[Short problem] Retype all of the data exactly as given.

Dataset excerpts:
————————

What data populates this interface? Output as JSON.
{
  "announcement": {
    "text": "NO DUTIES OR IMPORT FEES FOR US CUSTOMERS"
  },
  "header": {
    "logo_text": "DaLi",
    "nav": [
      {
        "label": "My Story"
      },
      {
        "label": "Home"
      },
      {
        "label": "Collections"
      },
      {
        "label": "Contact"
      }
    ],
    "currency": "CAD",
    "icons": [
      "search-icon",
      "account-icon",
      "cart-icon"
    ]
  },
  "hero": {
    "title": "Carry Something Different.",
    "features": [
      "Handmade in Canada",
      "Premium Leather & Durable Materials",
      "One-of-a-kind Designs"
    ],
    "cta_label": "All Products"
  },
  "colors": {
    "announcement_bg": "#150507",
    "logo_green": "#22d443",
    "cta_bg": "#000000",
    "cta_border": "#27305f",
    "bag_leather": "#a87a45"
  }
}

————————

[Response]
What data populates this interface? Output as JSON.
{
  "announcement": {
    "text": "NO DUTIES OR IMPORT FEES FOR US CUSTOMERS"
  },
  "header": {
    "logo_text": "DaLi",
    "nav": [
      {
        "label": "My Story"
      },
      {
        "label": "Home"
      },
      {
        "label": "Collections"
      },
      {
        "label": "Contact"
      }
    ],
    "currency": "CAD",
    "icons": [
      "search-icon",
      "account-icon",
      "cart-icon"
    ]
  },
  "hero": {
    "title": "Carry Something Different.",
    "features": [
      "Handmade in Canada",
      "Premium Leather & Durable Materials",
      "One-of-a-kind Designs"
    ],
    "cta_label": "All Products"
  },
  "colors": {
    "announcement_bg": "#150507",
    "logo_green": "#22d443",
    "cta_bg": "#000000",
    "cta_border": "#27305f",
    "bag_leather": "#a87a45"
  }
}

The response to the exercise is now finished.